# Instructions to follow
Go over the entries below line by line, copying each one that contains the word "için".

# Information shown
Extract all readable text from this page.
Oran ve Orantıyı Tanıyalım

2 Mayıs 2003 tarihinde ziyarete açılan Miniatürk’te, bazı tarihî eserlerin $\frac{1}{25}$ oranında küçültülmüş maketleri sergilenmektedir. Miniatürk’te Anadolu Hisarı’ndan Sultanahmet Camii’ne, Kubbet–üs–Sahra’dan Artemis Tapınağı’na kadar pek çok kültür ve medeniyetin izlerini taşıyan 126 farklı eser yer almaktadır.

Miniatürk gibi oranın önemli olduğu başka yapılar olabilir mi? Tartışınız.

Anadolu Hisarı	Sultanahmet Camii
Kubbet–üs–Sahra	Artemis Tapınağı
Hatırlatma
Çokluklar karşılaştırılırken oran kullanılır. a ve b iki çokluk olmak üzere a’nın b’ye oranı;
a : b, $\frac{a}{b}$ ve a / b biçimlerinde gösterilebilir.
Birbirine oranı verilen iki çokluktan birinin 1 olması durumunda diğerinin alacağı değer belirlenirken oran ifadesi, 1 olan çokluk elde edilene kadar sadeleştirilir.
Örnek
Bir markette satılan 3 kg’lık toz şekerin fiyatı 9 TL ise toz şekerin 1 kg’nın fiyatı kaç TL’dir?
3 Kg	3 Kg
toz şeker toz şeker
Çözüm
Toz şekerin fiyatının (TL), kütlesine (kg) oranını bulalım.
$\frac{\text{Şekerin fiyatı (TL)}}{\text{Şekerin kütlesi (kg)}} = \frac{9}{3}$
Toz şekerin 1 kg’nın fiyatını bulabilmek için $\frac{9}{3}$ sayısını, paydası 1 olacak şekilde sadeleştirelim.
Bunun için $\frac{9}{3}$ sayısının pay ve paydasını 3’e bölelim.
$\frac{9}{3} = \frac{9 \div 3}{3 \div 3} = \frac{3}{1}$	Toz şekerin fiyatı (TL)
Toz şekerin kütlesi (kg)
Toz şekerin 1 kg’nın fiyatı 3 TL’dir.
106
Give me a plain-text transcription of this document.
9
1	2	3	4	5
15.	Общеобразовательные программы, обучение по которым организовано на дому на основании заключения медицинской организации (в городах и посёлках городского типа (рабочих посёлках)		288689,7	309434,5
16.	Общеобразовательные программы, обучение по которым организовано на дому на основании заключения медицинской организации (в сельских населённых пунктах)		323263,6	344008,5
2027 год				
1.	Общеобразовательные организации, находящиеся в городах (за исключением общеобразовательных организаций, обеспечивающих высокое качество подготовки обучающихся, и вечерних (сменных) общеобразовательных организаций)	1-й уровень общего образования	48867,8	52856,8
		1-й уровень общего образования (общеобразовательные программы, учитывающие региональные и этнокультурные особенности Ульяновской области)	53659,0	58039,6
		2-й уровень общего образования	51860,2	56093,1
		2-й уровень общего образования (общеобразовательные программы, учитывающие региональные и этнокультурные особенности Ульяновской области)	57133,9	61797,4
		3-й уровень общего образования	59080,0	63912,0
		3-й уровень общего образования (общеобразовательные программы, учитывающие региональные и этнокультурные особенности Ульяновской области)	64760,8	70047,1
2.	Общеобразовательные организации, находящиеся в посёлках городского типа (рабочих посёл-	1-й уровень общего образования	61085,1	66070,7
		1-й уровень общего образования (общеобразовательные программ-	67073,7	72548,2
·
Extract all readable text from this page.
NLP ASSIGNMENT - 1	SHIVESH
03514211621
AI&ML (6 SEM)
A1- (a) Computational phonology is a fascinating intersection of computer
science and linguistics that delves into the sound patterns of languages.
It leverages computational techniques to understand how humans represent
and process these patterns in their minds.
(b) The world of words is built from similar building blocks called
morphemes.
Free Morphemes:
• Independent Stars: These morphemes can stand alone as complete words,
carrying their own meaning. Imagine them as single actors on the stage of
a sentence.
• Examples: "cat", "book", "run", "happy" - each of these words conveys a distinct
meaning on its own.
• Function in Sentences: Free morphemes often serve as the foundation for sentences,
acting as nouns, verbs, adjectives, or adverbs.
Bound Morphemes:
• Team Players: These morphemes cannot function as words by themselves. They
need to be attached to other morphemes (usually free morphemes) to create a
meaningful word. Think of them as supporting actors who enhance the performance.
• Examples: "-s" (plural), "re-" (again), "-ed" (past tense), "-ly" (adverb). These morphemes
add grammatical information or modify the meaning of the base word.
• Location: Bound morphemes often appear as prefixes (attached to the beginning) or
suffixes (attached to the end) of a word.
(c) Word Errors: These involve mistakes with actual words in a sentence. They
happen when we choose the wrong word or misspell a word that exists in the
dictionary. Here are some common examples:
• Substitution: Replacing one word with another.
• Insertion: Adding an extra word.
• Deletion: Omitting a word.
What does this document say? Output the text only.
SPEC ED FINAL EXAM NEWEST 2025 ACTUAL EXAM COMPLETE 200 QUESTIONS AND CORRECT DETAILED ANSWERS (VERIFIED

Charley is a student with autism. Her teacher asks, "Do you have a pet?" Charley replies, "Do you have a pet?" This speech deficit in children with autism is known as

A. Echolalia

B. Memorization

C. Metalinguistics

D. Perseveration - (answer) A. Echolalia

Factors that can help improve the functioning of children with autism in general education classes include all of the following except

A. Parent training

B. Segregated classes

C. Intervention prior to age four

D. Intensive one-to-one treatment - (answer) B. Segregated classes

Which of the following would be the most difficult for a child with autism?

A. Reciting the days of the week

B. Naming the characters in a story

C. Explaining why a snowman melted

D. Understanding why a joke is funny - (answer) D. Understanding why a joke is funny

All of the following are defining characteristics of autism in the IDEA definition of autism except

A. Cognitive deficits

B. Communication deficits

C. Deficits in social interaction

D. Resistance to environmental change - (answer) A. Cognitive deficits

# Written solution
Toz şekerin 1 kg’nın fiyatını bulabilmek için $\frac{9}{3}$ sayısını, paydası 1 olacak şekilde sadeleştirelim.
Bunun için $\frac{9}{3}$ sayısının pay ve paydasını 3’e bölelim.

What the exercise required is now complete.